Scan the listing below and copy every line holding "Payments".
>>>>>
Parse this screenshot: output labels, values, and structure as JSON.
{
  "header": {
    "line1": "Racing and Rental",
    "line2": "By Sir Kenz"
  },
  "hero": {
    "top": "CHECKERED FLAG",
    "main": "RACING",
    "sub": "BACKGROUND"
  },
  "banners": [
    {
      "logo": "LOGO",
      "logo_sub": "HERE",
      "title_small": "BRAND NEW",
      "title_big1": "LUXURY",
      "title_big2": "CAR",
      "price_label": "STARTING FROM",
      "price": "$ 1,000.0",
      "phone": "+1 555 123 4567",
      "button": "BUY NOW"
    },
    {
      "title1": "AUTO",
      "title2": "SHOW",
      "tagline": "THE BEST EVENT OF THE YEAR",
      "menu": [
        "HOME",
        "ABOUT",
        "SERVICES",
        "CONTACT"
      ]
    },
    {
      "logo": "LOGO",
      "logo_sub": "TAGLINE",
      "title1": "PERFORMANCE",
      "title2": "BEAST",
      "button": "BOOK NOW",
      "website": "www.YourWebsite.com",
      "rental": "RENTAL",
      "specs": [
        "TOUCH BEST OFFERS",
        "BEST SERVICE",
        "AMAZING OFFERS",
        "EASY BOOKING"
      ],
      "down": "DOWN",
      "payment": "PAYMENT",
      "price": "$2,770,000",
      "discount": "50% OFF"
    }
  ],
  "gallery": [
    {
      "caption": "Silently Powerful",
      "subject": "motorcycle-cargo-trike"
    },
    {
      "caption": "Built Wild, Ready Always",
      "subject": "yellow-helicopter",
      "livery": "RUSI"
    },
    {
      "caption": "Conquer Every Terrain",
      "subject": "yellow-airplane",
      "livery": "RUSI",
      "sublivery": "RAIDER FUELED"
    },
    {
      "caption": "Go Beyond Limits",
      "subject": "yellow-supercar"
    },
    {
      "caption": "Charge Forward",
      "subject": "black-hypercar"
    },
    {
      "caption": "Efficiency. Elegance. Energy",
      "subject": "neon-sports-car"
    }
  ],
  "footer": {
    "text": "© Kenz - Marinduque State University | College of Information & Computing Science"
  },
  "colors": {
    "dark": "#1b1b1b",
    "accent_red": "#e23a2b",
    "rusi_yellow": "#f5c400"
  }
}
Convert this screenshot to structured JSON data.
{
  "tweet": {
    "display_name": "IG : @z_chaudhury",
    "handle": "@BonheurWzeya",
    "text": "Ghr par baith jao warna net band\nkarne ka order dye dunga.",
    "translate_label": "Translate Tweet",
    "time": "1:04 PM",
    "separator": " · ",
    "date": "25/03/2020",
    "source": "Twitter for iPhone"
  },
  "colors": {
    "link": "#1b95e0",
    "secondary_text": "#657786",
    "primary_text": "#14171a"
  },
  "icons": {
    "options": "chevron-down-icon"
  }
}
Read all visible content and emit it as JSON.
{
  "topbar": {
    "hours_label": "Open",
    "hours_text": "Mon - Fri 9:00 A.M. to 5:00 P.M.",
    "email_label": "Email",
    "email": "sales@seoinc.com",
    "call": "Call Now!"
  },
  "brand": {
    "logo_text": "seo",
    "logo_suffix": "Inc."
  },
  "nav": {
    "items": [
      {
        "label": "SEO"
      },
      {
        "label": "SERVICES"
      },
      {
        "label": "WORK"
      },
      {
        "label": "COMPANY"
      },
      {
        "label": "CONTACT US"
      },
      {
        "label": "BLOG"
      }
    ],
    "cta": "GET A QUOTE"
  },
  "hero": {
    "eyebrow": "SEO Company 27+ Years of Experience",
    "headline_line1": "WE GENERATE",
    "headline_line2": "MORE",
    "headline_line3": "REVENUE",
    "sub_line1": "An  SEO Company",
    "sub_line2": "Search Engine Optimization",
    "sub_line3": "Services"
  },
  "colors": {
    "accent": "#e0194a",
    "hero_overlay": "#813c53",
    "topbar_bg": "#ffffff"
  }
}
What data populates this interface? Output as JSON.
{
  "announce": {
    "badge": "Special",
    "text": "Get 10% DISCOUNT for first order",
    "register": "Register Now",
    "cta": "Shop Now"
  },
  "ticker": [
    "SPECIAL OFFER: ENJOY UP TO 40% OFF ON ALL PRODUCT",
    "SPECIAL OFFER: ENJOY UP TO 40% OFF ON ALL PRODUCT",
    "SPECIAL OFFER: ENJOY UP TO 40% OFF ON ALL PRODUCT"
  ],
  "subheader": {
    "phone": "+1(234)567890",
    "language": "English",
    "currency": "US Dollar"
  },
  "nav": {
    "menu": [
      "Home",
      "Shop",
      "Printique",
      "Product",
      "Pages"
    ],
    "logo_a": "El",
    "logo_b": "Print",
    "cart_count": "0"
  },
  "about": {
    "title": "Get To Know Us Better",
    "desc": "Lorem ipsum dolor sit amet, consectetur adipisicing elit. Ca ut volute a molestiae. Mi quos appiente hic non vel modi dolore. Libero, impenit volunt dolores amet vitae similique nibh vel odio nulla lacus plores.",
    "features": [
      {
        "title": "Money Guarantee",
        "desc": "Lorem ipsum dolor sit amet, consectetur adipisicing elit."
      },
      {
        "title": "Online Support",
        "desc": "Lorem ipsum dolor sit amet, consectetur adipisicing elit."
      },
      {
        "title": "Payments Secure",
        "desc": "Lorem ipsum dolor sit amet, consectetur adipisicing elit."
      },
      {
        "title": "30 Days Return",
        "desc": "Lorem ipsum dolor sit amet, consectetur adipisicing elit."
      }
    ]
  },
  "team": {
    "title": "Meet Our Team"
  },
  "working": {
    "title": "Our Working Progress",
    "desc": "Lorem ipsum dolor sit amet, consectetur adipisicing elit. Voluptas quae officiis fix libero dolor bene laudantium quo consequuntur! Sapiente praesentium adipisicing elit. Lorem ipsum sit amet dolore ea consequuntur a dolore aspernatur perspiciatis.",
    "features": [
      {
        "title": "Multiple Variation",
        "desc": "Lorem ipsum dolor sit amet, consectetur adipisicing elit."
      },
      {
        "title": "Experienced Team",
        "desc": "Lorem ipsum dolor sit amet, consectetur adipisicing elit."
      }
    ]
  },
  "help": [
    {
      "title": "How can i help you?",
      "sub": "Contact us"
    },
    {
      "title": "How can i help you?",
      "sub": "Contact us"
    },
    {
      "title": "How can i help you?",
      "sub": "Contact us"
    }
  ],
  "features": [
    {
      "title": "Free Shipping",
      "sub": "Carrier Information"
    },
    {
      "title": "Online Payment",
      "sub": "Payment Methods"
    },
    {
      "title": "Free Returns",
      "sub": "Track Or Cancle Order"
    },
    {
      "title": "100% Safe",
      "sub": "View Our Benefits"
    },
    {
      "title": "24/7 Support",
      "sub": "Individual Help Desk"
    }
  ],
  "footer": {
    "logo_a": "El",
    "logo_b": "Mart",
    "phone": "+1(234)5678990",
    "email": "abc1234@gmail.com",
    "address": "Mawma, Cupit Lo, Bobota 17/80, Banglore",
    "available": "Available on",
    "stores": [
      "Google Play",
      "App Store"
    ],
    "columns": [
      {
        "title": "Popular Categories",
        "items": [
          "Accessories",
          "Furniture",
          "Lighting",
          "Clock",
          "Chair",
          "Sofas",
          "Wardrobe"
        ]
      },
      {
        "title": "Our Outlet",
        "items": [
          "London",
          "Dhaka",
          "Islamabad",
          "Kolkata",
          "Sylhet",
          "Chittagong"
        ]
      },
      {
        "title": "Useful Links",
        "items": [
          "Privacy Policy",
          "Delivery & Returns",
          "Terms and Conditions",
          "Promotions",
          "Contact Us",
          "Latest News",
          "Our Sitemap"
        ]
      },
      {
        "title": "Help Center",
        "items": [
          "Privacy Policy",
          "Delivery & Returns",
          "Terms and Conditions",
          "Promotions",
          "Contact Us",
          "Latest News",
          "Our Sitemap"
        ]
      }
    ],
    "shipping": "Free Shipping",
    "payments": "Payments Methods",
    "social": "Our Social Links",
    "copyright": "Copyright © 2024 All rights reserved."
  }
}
<<<<<
▶ _Task output_:
        "title": "Payments Secure",
    "payments": "Payments Methods",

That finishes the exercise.